If a line in the records below contains "inhibition", copy that line.
————
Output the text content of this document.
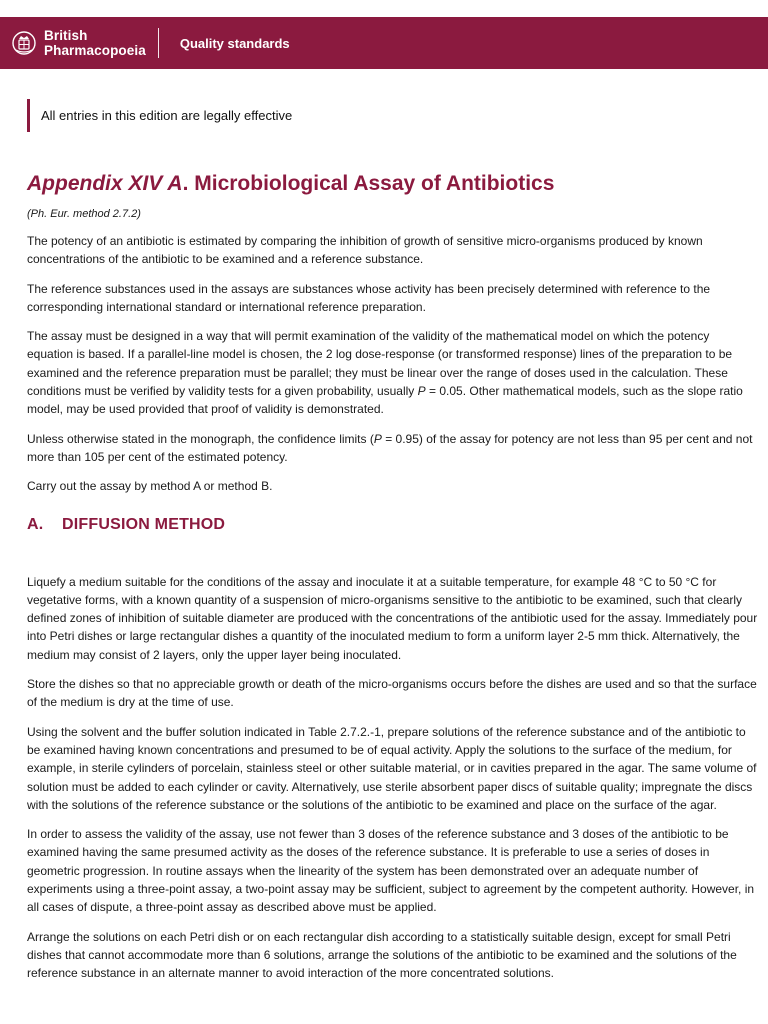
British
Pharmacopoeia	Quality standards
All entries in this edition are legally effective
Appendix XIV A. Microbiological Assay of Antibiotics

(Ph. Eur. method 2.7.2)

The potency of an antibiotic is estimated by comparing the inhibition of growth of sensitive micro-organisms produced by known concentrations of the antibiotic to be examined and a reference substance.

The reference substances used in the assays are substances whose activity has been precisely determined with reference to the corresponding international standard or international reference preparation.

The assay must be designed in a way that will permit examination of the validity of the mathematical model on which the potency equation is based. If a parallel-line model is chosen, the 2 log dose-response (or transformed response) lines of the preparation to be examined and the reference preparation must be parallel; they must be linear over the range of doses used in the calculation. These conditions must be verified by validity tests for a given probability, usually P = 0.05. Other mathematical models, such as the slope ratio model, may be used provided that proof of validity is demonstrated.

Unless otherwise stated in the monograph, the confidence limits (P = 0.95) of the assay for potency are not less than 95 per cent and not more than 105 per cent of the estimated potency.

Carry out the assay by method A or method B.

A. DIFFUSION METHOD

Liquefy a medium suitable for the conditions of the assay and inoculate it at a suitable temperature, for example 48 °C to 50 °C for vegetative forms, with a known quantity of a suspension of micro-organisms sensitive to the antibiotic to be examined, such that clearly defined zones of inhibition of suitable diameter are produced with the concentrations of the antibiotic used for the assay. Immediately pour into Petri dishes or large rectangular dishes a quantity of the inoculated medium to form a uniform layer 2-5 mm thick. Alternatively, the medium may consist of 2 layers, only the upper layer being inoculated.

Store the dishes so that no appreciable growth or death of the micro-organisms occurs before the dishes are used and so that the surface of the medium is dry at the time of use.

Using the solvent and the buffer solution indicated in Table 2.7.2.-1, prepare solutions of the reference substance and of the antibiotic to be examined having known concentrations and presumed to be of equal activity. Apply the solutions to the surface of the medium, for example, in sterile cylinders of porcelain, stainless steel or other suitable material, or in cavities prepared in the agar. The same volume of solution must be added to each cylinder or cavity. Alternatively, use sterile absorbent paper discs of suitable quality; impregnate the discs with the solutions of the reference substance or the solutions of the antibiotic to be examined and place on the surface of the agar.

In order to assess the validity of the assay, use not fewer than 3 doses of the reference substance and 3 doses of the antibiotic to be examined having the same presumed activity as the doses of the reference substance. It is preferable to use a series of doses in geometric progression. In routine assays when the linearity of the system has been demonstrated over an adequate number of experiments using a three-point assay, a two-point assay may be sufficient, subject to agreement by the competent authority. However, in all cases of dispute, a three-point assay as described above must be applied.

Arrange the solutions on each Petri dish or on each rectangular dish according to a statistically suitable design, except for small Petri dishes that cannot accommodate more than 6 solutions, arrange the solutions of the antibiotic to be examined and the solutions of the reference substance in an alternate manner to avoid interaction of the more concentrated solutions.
————
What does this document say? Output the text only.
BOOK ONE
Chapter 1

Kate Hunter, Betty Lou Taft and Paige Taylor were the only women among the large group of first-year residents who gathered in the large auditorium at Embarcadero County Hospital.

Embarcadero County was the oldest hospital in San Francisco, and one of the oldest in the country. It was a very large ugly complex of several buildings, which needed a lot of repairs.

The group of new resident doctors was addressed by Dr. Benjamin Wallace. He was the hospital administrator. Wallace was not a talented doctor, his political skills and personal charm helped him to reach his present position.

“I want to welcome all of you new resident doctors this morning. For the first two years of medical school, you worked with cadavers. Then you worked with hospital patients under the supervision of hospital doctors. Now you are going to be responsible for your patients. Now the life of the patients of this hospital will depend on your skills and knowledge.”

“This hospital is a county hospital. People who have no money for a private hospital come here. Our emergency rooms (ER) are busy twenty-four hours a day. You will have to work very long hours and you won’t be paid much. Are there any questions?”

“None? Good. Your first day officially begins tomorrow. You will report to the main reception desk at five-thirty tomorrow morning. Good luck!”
————
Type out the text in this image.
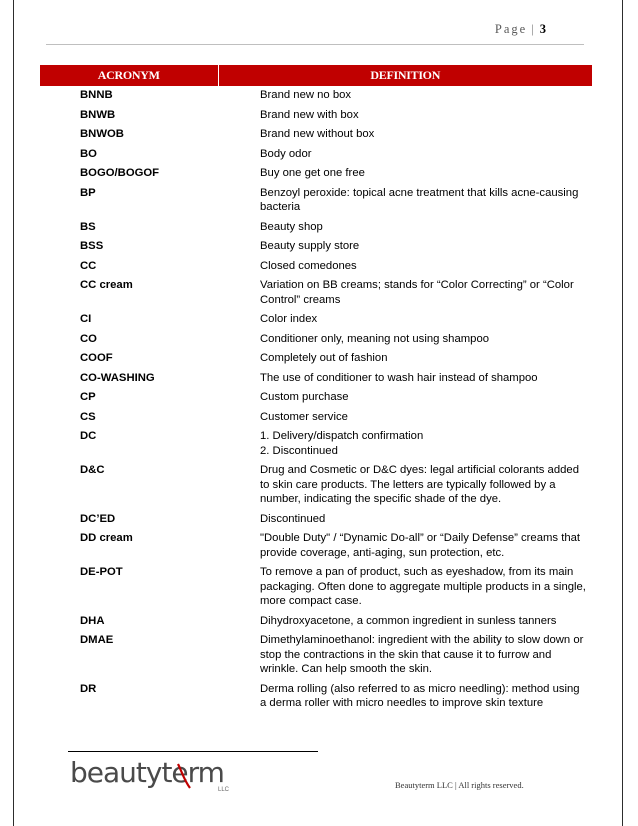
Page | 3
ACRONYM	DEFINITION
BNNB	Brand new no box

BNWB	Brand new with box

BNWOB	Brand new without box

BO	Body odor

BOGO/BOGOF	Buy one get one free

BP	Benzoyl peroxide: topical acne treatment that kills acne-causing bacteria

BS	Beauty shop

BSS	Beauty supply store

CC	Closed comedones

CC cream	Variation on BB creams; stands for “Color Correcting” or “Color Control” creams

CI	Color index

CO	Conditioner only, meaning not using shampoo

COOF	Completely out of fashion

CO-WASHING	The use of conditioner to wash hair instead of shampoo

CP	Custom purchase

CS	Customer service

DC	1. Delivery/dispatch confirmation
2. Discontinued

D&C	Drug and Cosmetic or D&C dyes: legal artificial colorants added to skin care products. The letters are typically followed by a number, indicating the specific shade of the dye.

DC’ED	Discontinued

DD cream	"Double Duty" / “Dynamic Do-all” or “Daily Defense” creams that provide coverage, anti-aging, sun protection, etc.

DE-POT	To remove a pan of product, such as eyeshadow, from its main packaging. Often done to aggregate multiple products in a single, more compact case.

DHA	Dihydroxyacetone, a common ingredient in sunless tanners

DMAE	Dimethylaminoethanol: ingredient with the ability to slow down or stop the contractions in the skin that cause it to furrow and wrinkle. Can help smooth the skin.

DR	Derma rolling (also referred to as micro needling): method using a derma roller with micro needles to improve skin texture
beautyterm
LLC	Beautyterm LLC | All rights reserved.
————
TASK RESULT:
The potency of an antibiotic is estimated by comparing the inhibition of growth of sensitive micro-organisms produced by known concentrations of the antibiotic to be examined and a reference substance.
Liquefy a medium suitable for the conditions of the assay and inoculate it at a suitable temperature, for example 48 °C to 50 °C for vegetative forms, with a known quantity of a suspension of micro-organisms sensitive to the antibiotic to be examined, such that clearly defined zones of inhibition of suitable diameter are produced with the concentrations of the antibiotic used for the assay. Immediately pour into Petri dishes or large rectangular dishes a quantity of the inoculated medium to form a uniform layer 2-5 mm thick. Alternatively, the medium may consist of 2 layers, only the upper layer being inoculated.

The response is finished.